> [ASSIGNMENT]
Write every record out again exactly as given.

[Page transcription records]
◇ ◇ ◇ ◇ ◇ ◇ ◇
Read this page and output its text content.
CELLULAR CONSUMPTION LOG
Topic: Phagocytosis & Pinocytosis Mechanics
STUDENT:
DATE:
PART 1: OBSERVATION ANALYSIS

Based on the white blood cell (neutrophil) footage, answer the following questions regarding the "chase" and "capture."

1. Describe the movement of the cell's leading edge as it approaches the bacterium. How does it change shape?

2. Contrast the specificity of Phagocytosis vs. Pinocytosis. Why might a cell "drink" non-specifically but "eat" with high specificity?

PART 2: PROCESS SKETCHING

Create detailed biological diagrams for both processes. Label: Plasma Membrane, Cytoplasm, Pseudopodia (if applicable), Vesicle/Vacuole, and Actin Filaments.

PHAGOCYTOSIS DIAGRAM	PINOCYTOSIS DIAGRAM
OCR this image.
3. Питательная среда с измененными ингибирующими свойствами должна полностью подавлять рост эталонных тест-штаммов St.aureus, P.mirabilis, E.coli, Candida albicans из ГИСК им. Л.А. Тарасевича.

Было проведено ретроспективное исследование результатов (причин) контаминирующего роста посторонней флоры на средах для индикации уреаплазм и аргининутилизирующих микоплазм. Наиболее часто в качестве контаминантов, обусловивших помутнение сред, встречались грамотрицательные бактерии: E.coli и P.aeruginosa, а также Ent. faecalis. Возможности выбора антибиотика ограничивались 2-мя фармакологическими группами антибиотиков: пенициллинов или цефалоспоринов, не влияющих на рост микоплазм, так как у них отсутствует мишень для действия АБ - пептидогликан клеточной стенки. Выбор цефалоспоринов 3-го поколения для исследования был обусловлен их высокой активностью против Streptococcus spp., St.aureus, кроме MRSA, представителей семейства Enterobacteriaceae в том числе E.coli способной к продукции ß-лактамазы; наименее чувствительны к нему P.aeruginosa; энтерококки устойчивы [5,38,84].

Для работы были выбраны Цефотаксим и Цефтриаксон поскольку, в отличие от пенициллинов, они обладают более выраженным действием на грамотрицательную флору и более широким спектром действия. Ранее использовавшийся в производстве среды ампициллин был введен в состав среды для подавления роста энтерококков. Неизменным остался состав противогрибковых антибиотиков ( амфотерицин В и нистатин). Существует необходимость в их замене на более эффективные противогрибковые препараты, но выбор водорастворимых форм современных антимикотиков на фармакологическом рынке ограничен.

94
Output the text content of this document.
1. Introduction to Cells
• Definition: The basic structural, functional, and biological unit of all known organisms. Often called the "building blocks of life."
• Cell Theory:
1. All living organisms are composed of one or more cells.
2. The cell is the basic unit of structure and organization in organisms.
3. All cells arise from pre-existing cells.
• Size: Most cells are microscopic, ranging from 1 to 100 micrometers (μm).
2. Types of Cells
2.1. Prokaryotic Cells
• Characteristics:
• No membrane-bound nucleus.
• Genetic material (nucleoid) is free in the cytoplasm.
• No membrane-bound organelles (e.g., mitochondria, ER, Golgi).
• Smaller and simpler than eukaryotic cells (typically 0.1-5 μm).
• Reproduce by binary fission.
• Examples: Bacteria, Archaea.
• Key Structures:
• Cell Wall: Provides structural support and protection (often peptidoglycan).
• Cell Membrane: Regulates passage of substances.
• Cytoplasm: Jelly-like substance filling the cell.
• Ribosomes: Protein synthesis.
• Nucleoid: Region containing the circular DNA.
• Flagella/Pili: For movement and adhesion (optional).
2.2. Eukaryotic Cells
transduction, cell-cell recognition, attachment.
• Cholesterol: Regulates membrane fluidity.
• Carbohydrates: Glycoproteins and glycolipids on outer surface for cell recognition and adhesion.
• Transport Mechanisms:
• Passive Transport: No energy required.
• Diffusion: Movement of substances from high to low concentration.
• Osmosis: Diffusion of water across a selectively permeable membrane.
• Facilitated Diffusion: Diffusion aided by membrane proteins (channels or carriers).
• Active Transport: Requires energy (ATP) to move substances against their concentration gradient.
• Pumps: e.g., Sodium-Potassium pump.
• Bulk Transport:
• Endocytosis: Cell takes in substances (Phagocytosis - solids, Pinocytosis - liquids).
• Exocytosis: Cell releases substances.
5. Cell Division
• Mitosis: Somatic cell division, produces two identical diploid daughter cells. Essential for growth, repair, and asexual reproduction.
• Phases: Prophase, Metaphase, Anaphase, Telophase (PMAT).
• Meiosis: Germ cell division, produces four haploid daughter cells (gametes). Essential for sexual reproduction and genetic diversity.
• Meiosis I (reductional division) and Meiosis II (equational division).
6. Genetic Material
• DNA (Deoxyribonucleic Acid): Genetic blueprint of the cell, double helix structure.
◇ ◇ ◇ ◇ ◇ ◇ ◇
> [RESPONSE BELOW]
Read this page and output its text content.
CELLULAR CONSUMPTION LOG
Topic: Phagocytosis & Pinocytosis Mechanics
STUDENT:
DATE:
PART 1: OBSERVATION ANALYSIS

Based on the white blood cell (neutrophil) footage, answer the following questions regarding the "chase" and "capture."

1. Describe the movement of the cell's leading edge as it approaches the bacterium. How does it change shape?

2. Contrast the specificity of Phagocytosis vs. Pinocytosis. Why might a cell "drink" non-specifically but "eat" with high specificity?

PART 2: PROCESS SKETCHING

Create detailed biological diagrams for both processes. Label: Plasma Membrane, Cytoplasm, Pseudopodia (if applicable), Vesicle/Vacuole, and Actin Filaments.

PHAGOCYTOSIS DIAGRAM	PINOCYTOSIS DIAGRAM
OCR this image.
3. Питательная среда с измененными ингибирующими свойствами должна полностью подавлять рост эталонных тест-штаммов St.aureus, P.mirabilis, E.coli, Candida albicans из ГИСК им. Л.А. Тарасевича.

Было проведено ретроспективное исследование результатов (причин) контаминирующего роста посторонней флоры на средах для индикации уреаплазм и аргининутилизирующих микоплазм. Наиболее часто в качестве контаминантов, обусловивших помутнение сред, встречались грамотрицательные бактерии: E.coli и P.aeruginosa, а также Ent. faecalis. Возможности выбора антибиотика ограничивались 2-мя фармакологическими группами антибиотиков: пенициллинов или цефалоспоринов, не влияющих на рост микоплазм, так как у них отсутствует мишень для действия АБ - пептидогликан клеточной стенки. Выбор цефалоспоринов 3-го поколения для исследования был обусловлен их высокой активностью против Streptococcus spp., St.aureus, кроме MRSA, представителей семейства Enterobacteriaceae в том числе E.coli способной к продукции ß-лактамазы; наименее чувствительны к нему P.aeruginosa; энтерококки устойчивы [5,38,84].

Для работы были выбраны Цефотаксим и Цефтриаксон поскольку, в отличие от пенициллинов, они обладают более выраженным действием на грамотрицательную флору и более широким спектром действия. Ранее использовавшийся в производстве среды ампициллин был введен в состав среды для подавления роста энтерококков. Неизменным остался состав противогрибковых антибиотиков ( амфотерицин В и нистатин). Существует необходимость в их замене на более эффективные противогрибковые препараты, но выбор водорастворимых форм современных антимикотиков на фармакологическом рынке ограничен.

94
Output the text content of this document.
1. Introduction to Cells
• Definition: The basic structural, functional, and biological unit of all known organisms. Often called the "building blocks of life."
• Cell Theory:
1. All living organisms are composed of one or more cells.
2. The cell is the basic unit of structure and organization in organisms.
3. All cells arise from pre-existing cells.
• Size: Most cells are microscopic, ranging from 1 to 100 micrometers (μm).
2. Types of Cells
2.1. Prokaryotic Cells
• Characteristics:
• No membrane-bound nucleus.
• Genetic material (nucleoid) is free in the cytoplasm.
• No membrane-bound organelles (e.g., mitochondria, ER, Golgi).
• Smaller and simpler than eukaryotic cells (typically 0.1-5 μm).
• Reproduce by binary fission.
• Examples: Bacteria, Archaea.
• Key Structures:
• Cell Wall: Provides structural support and protection (often peptidoglycan).
• Cell Membrane: Regulates passage of substances.
• Cytoplasm: Jelly-like substance filling the cell.
• Ribosomes: Protein synthesis.
• Nucleoid: Region containing the circular DNA.
• Flagella/Pili: For movement and adhesion (optional).
2.2. Eukaryotic Cells
transduction, cell-cell recognition, attachment.
• Cholesterol: Regulates membrane fluidity.
• Carbohydrates: Glycoproteins and glycolipids on outer surface for cell recognition and adhesion.
• Transport Mechanisms:
• Passive Transport: No energy required.
• Diffusion: Movement of substances from high to low concentration.
• Osmosis: Diffusion of water across a selectively permeable membrane.
• Facilitated Diffusion: Diffusion aided by membrane proteins (channels or carriers).
• Active Transport: Requires energy (ATP) to move substances against their concentration gradient.
• Pumps: e.g., Sodium-Potassium pump.
• Bulk Transport:
• Endocytosis: Cell takes in substances (Phagocytosis - solids, Pinocytosis - liquids).
• Exocytosis: Cell releases substances.
5. Cell Division
• Mitosis: Somatic cell division, produces two identical diploid daughter cells. Essential for growth, repair, and asexual reproduction.
• Phases: Prophase, Metaphase, Anaphase, Telophase (PMAT).
• Meiosis: Germ cell division, produces four haploid daughter cells (gametes). Essential for sexual reproduction and genetic diversity.
• Meiosis I (reductional division) and Meiosis II (equational division).
6. Genetic Material
• DNA (Deoxyribonucleic Acid): Genetic blueprint of the cell, double helix structure.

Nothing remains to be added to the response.